(Stored data entries)

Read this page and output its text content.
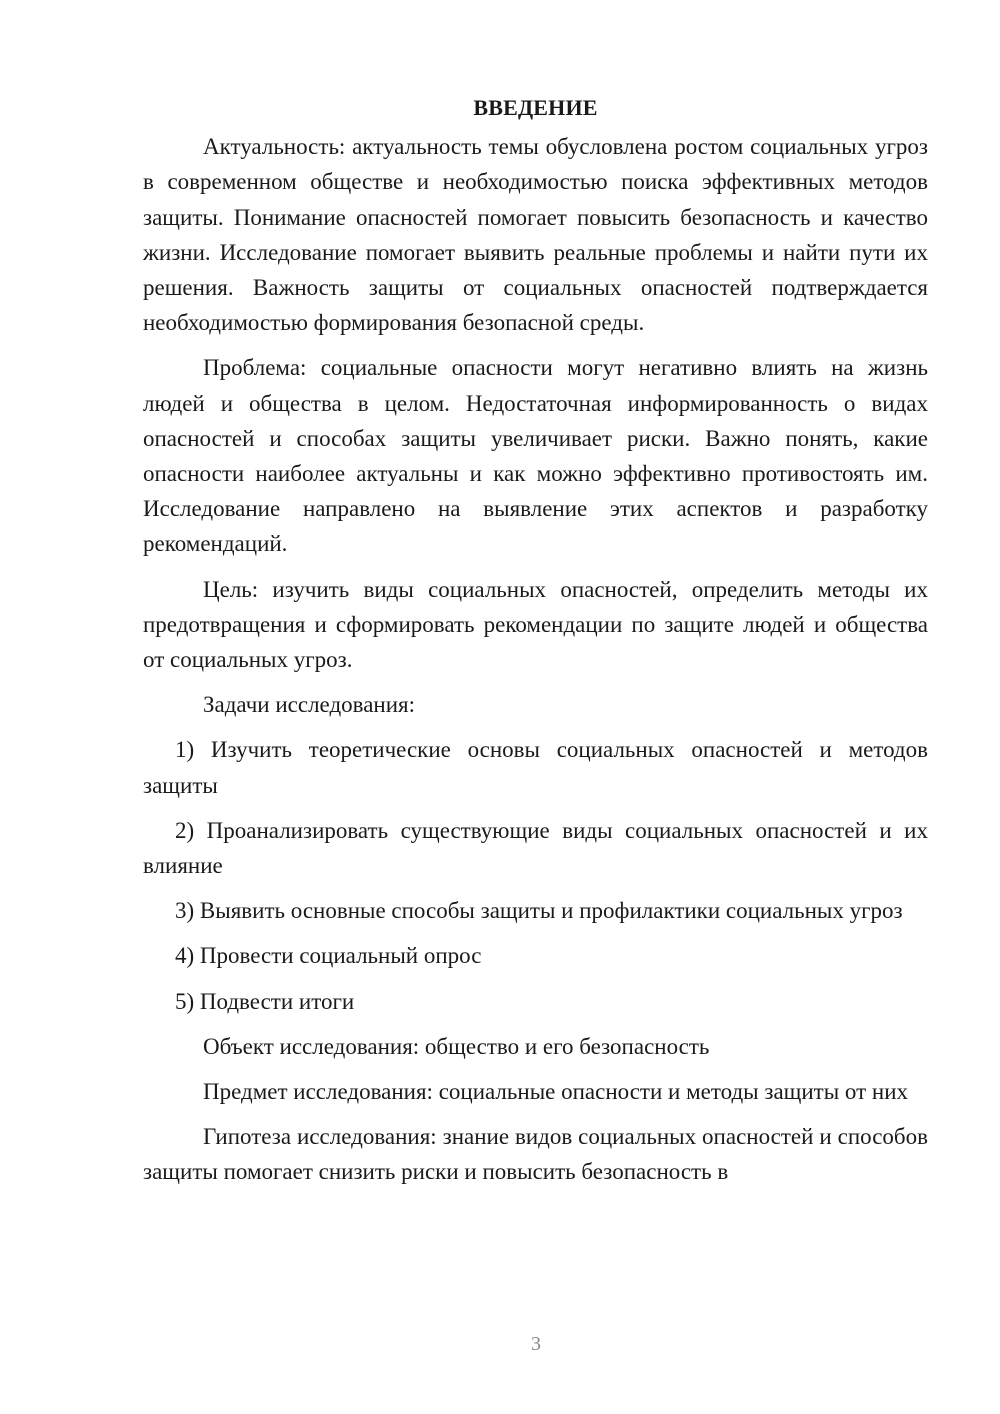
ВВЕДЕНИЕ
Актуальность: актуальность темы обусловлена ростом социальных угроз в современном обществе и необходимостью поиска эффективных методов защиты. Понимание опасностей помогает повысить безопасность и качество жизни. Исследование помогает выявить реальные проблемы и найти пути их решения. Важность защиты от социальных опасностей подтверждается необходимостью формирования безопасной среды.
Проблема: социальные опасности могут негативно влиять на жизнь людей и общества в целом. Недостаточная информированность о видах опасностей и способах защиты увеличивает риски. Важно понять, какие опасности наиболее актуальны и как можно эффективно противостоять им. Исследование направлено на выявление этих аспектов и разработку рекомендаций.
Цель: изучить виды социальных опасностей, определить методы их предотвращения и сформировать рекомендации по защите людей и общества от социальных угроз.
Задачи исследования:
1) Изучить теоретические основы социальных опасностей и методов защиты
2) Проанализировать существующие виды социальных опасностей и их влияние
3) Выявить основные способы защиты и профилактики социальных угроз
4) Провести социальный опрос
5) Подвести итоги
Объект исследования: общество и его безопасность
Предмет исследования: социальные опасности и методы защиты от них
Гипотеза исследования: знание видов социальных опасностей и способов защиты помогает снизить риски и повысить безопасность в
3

Exercise goal.
Repeat the material above in full and exactly, apart from the pictures.

The solution.
Read this page and output its text content.
ВВЕДЕНИЕ
Актуальность: актуальность темы обусловлена ростом социальных угроз в современном обществе и необходимостью поиска эффективных методов защиты. Понимание опасностей помогает повысить безопасность и качество жизни. Исследование помогает выявить реальные проблемы и найти пути их решения. Важность защиты от социальных опасностей подтверждается необходимостью формирования безопасной среды.
Проблема: социальные опасности могут негативно влиять на жизнь людей и общества в целом. Недостаточная информированность о видах опасностей и способах защиты увеличивает риски. Важно понять, какие опасности наиболее актуальны и как можно эффективно противостоять им. Исследование направлено на выявление этих аспектов и разработку рекомендаций.
Цель: изучить виды социальных опасностей, определить методы их предотвращения и сформировать рекомендации по защите людей и общества от социальных угроз.
Задачи исследования:
1) Изучить теоретические основы социальных опасностей и методов защиты
2) Проанализировать существующие виды социальных опасностей и их влияние
3) Выявить основные способы защиты и профилактики социальных угроз
4) Провести социальный опрос
5) Подвести итоги
Объект исследования: общество и его безопасность
Предмет исследования: социальные опасности и методы защиты от них
Гипотеза исследования: знание видов социальных опасностей и способов защиты помогает снизить риски и повысить безопасность в
3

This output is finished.